## Requirement
Take the entries below and print all of them exactly, please.

## Given entries
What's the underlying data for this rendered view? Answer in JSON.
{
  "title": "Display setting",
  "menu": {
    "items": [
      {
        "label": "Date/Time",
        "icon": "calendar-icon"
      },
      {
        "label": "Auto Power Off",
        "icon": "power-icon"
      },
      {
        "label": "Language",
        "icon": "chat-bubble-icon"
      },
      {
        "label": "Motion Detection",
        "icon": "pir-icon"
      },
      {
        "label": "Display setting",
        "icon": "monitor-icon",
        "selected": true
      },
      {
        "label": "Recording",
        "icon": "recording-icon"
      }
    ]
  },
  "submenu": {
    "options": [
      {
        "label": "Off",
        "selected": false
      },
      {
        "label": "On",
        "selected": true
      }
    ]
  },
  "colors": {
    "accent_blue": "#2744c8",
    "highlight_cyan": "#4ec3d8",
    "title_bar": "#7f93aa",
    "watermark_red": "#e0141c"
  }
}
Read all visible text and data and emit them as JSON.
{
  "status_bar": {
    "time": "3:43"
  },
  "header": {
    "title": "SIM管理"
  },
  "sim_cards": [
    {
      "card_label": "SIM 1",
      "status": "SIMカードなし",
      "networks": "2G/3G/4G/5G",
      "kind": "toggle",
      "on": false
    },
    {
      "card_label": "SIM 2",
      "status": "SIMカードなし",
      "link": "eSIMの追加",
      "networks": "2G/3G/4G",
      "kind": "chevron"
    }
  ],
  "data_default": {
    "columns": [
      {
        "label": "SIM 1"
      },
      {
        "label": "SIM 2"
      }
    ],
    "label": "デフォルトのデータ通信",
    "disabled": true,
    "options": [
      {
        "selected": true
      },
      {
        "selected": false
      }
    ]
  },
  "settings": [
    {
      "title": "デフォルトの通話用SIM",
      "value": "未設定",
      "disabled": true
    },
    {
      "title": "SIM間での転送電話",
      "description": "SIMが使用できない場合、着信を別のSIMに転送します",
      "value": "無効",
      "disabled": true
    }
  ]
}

## Output of the exercise
What's the underlying data for this rendered view? Answer in JSON.
{
  "title": "Display setting",
  "menu": {
    "items": [
      {
        "label": "Date/Time",
        "icon": "calendar-icon"
      },
      {
        "label": "Auto Power Off",
        "icon": "power-icon"
      },
      {
        "label": "Language",
        "icon": "chat-bubble-icon"
      },
      {
        "label": "Motion Detection",
        "icon": "pir-icon"
      },
      {
        "label": "Display setting",
        "icon": "monitor-icon",
        "selected": true
      },
      {
        "label": "Recording",
        "icon": "recording-icon"
      }
    ]
  },
  "submenu": {
    "options": [
      {
        "label": "Off",
        "selected": false
      },
      {
        "label": "On",
        "selected": true
      }
    ]
  },
  "colors": {
    "accent_blue": "#2744c8",
    "highlight_cyan": "#4ec3d8",
    "title_bar": "#7f93aa",
    "watermark_red": "#e0141c"
  }
}
Read all visible text and data and emit them as JSON.
{
  "status_bar": {
    "time": "3:43"
  },
  "header": {
    "title": "SIM管理"
  },
  "sim_cards": [
    {
      "card_label": "SIM 1",
      "status": "SIMカードなし",
      "networks": "2G/3G/4G/5G",
      "kind": "toggle",
      "on": false
    },
    {
      "card_label": "SIM 2",
      "status": "SIMカードなし",
      "link": "eSIMの追加",
      "networks": "2G/3G/4G",
      "kind": "chevron"
    }
  ],
  "data_default": {
    "columns": [
      {
        "label": "SIM 1"
      },
      {
        "label": "SIM 2"
      }
    ],
    "label": "デフォルトのデータ通信",
    "disabled": true,
    "options": [
      {
        "selected": true
      },
      {
        "selected": false
      }
    ]
  },
  "settings": [
    {
      "title": "デフォルトの通話用SIM",
      "value": "未設定",
      "disabled": true
    },
    {
      "title": "SIM間での転送電話",
      "description": "SIMが使用できない場合、着信を別のSIMに転送します",
      "value": "無効",
      "disabled": true
    }
  ]
}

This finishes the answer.